(Given records)
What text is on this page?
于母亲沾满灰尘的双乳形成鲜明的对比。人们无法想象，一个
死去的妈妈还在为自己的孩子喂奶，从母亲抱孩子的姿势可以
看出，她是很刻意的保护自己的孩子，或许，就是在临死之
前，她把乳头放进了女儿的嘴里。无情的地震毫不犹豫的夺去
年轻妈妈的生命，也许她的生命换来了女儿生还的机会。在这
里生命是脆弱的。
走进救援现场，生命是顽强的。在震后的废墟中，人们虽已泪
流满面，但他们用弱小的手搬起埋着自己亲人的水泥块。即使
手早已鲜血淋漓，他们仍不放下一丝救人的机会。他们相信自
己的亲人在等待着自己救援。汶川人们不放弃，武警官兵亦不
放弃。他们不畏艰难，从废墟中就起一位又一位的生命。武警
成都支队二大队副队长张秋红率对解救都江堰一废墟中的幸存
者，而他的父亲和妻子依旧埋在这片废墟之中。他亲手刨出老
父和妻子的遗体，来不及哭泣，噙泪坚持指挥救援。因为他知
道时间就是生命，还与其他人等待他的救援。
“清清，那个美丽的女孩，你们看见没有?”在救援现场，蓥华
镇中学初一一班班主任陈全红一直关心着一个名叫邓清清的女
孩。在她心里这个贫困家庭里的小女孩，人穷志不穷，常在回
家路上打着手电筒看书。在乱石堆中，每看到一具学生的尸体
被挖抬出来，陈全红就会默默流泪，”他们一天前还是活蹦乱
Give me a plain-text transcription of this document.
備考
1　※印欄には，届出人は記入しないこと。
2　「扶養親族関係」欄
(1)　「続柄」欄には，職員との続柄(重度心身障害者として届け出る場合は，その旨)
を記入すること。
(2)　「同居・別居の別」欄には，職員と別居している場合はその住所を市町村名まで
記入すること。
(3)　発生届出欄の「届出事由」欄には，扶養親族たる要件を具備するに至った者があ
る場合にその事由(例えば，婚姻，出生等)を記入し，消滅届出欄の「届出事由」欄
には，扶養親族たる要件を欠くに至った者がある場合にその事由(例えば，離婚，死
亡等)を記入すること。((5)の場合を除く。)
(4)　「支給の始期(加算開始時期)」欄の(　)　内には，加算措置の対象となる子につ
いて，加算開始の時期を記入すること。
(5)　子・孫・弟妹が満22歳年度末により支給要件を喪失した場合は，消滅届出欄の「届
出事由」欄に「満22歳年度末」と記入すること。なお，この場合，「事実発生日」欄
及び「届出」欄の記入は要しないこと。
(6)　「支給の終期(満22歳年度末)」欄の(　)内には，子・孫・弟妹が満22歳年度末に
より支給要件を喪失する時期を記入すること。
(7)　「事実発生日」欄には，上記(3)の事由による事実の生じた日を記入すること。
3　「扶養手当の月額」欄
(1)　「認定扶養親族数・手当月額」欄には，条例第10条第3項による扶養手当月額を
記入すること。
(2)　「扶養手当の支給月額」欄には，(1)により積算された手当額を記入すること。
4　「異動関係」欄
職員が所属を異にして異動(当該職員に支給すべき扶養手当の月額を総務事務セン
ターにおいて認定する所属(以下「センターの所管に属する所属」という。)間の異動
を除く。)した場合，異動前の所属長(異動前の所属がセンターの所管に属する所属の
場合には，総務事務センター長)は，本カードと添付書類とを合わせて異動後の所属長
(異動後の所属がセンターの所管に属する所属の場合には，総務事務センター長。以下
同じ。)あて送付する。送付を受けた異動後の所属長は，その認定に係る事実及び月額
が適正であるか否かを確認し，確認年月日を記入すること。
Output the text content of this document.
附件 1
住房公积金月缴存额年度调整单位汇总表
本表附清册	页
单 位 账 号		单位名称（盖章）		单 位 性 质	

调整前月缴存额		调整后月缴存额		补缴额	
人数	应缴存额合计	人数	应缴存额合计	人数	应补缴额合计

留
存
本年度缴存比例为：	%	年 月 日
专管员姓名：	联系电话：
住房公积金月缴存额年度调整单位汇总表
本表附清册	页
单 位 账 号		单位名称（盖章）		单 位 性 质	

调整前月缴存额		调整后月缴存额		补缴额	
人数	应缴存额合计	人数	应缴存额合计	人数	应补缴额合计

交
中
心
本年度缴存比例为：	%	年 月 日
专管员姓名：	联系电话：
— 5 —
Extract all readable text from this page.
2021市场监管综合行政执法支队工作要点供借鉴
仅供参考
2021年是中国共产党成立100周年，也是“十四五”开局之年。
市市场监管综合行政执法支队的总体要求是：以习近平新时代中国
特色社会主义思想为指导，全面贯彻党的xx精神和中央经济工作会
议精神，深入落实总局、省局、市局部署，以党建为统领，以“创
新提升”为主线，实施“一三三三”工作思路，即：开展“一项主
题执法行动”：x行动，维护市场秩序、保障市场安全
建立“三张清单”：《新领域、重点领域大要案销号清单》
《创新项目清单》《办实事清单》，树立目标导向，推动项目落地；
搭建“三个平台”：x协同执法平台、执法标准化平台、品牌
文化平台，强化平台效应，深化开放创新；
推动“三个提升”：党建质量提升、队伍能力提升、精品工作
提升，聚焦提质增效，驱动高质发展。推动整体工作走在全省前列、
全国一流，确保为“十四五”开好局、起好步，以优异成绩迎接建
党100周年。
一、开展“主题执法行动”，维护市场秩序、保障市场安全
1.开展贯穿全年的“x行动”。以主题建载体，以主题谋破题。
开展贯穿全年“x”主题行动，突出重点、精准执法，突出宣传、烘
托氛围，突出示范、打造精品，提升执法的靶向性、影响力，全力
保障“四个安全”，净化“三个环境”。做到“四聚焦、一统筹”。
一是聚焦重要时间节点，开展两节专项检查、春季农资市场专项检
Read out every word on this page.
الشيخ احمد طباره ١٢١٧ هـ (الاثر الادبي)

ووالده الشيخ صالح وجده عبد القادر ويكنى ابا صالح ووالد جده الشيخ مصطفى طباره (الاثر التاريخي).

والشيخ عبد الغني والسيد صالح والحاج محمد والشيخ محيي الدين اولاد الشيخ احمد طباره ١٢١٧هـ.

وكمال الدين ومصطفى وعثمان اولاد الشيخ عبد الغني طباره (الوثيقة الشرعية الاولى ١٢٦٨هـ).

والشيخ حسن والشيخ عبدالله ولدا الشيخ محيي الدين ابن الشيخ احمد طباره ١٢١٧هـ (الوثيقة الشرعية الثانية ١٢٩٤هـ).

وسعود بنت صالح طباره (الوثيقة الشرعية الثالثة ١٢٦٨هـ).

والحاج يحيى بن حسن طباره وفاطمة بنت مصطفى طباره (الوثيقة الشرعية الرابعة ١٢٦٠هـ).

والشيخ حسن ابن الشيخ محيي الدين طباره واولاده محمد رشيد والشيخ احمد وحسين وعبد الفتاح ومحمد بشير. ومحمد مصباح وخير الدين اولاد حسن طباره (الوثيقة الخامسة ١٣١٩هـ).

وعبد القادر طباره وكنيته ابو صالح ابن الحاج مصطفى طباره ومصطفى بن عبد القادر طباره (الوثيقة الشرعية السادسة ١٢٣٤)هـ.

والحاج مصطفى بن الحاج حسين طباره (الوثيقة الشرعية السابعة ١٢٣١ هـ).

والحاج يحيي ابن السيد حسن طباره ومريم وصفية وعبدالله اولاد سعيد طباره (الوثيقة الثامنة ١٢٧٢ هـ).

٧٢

(Requirement)
Restate all of the entries exactly, please.

(Reply)
What text is on this page?
于母亲沾满灰尘的双乳形成鲜明的对比。人们无法想象，一个
死去的妈妈还在为自己的孩子喂奶，从母亲抱孩子的姿势可以
看出，她是很刻意的保护自己的孩子，或许，就是在临死之
前，她把乳头放进了女儿的嘴里。无情的地震毫不犹豫的夺去
年轻妈妈的生命，也许她的生命换来了女儿生还的机会。在这
里生命是脆弱的。
走进救援现场，生命是顽强的。在震后的废墟中，人们虽已泪
流满面，但他们用弱小的手搬起埋着自己亲人的水泥块。即使
手早已鲜血淋漓，他们仍不放下一丝救人的机会。他们相信自
己的亲人在等待着自己救援。汶川人们不放弃，武警官兵亦不
放弃。他们不畏艰难，从废墟中就起一位又一位的生命。武警
成都支队二大队副队长张秋红率对解救都江堰一废墟中的幸存
者，而他的父亲和妻子依旧埋在这片废墟之中。他亲手刨出老
父和妻子的遗体，来不及哭泣，噙泪坚持指挥救援。因为他知
道时间就是生命，还与其他人等待他的救援。
“清清，那个美丽的女孩，你们看见没有?”在救援现场，蓥华
镇中学初一一班班主任陈全红一直关心着一个名叫邓清清的女
孩。在她心里这个贫困家庭里的小女孩，人穷志不穷，常在回
家路上打着手电筒看书。在乱石堆中，每看到一具学生的尸体
被挖抬出来，陈全红就会默默流泪，”他们一天前还是活蹦乱
Give me a plain-text transcription of this document.
備考
1　※印欄には，届出人は記入しないこと。
2　「扶養親族関係」欄
(1)　「続柄」欄には，職員との続柄(重度心身障害者として届け出る場合は，その旨)
を記入すること。
(2)　「同居・別居の別」欄には，職員と別居している場合はその住所を市町村名まで
記入すること。
(3)　発生届出欄の「届出事由」欄には，扶養親族たる要件を具備するに至った者があ
る場合にその事由(例えば，婚姻，出生等)を記入し，消滅届出欄の「届出事由」欄
には，扶養親族たる要件を欠くに至った者がある場合にその事由(例えば，離婚，死
亡等)を記入すること。((5)の場合を除く。)
(4)　「支給の始期(加算開始時期)」欄の(　)　内には，加算措置の対象となる子につ
いて，加算開始の時期を記入すること。
(5)　子・孫・弟妹が満22歳年度末により支給要件を喪失した場合は，消滅届出欄の「届
出事由」欄に「満22歳年度末」と記入すること。なお，この場合，「事実発生日」欄
及び「届出」欄の記入は要しないこと。
(6)　「支給の終期(満22歳年度末)」欄の(　)内には，子・孫・弟妹が満22歳年度末に
より支給要件を喪失する時期を記入すること。
(7)　「事実発生日」欄には，上記(3)の事由による事実の生じた日を記入すること。
3　「扶養手当の月額」欄
(1)　「認定扶養親族数・手当月額」欄には，条例第10条第3項による扶養手当月額を
記入すること。
(2)　「扶養手当の支給月額」欄には，(1)により積算された手当額を記入すること。
4　「異動関係」欄
職員が所属を異にして異動(当該職員に支給すべき扶養手当の月額を総務事務セン
ターにおいて認定する所属(以下「センターの所管に属する所属」という。)間の異動
を除く。)した場合，異動前の所属長(異動前の所属がセンターの所管に属する所属の
場合には，総務事務センター長)は，本カードと添付書類とを合わせて異動後の所属長
(異動後の所属がセンターの所管に属する所属の場合には，総務事務センター長。以下
同じ。)あて送付する。送付を受けた異動後の所属長は，その認定に係る事実及び月額
が適正であるか否かを確認し，確認年月日を記入すること。
Output the text content of this document.
附件 1
住房公积金月缴存额年度调整单位汇总表
本表附清册	页
单 位 账 号		单位名称（盖章）		单 位 性 质	

调整前月缴存额		调整后月缴存额		补缴额	
人数	应缴存额合计	人数	应缴存额合计	人数	应补缴额合计

留
存
本年度缴存比例为：	%	年 月 日
专管员姓名：	联系电话：
住房公积金月缴存额年度调整单位汇总表
本表附清册	页
单 位 账 号		单位名称（盖章）		单 位 性 质	

调整前月缴存额		调整后月缴存额		补缴额	
人数	应缴存额合计	人数	应缴存额合计	人数	应补缴额合计

交
中
心
本年度缴存比例为：	%	年 月 日
专管员姓名：	联系电话：
— 5 —
Extract all readable text from this page.
2021市场监管综合行政执法支队工作要点供借鉴
仅供参考
2021年是中国共产党成立100周年，也是“十四五”开局之年。
市市场监管综合行政执法支队的总体要求是：以习近平新时代中国
特色社会主义思想为指导，全面贯彻党的xx精神和中央经济工作会
议精神，深入落实总局、省局、市局部署，以党建为统领，以“创
新提升”为主线，实施“一三三三”工作思路，即：开展“一项主
题执法行动”：x行动，维护市场秩序、保障市场安全
建立“三张清单”：《新领域、重点领域大要案销号清单》
《创新项目清单》《办实事清单》，树立目标导向，推动项目落地；
搭建“三个平台”：x协同执法平台、执法标准化平台、品牌
文化平台，强化平台效应，深化开放创新；
推动“三个提升”：党建质量提升、队伍能力提升、精品工作
提升，聚焦提质增效，驱动高质发展。推动整体工作走在全省前列、
全国一流，确保为“十四五”开好局、起好步，以优异成绩迎接建
党100周年。
一、开展“主题执法行动”，维护市场秩序、保障市场安全
1.开展贯穿全年的“x行动”。以主题建载体，以主题谋破题。
开展贯穿全年“x”主题行动，突出重点、精准执法，突出宣传、烘
托氛围，突出示范、打造精品，提升执法的靶向性、影响力，全力
保障“四个安全”，净化“三个环境”。做到“四聚焦、一统筹”。
一是聚焦重要时间节点，开展两节专项检查、春季农资市场专项检
Read out every word on this page.
الشيخ احمد طباره ١٢١٧ هـ (الاثر الادبي)

ووالده الشيخ صالح وجده عبد القادر ويكنى ابا صالح ووالد جده الشيخ مصطفى طباره (الاثر التاريخي).

والشيخ عبد الغني والسيد صالح والحاج محمد والشيخ محيي الدين اولاد الشيخ احمد طباره ١٢١٧هـ.

وكمال الدين ومصطفى وعثمان اولاد الشيخ عبد الغني طباره (الوثيقة الشرعية الاولى ١٢٦٨هـ).

والشيخ حسن والشيخ عبدالله ولدا الشيخ محيي الدين ابن الشيخ احمد طباره ١٢١٧هـ (الوثيقة الشرعية الثانية ١٢٩٤هـ).

وسعود بنت صالح طباره (الوثيقة الشرعية الثالثة ١٢٦٨هـ).

والحاج يحيى بن حسن طباره وفاطمة بنت مصطفى طباره (الوثيقة الشرعية الرابعة ١٢٦٠هـ).

والشيخ حسن ابن الشيخ محيي الدين طباره واولاده محمد رشيد والشيخ احمد وحسين وعبد الفتاح ومحمد بشير. ومحمد مصباح وخير الدين اولاد حسن طباره (الوثيقة الخامسة ١٣١٩هـ).

وعبد القادر طباره وكنيته ابو صالح ابن الحاج مصطفى طباره ومصطفى بن عبد القادر طباره (الوثيقة الشرعية السادسة ١٢٣٤)هـ.

والحاج مصطفى بن الحاج حسين طباره (الوثيقة الشرعية السابعة ١٢٣١ هـ).

والحاج يحيي ابن السيد حسن طباره ومريم وصفية وعبدالله اولاد سعيد طباره (الوثيقة الثامنة ١٢٧٢ هـ).

٧٢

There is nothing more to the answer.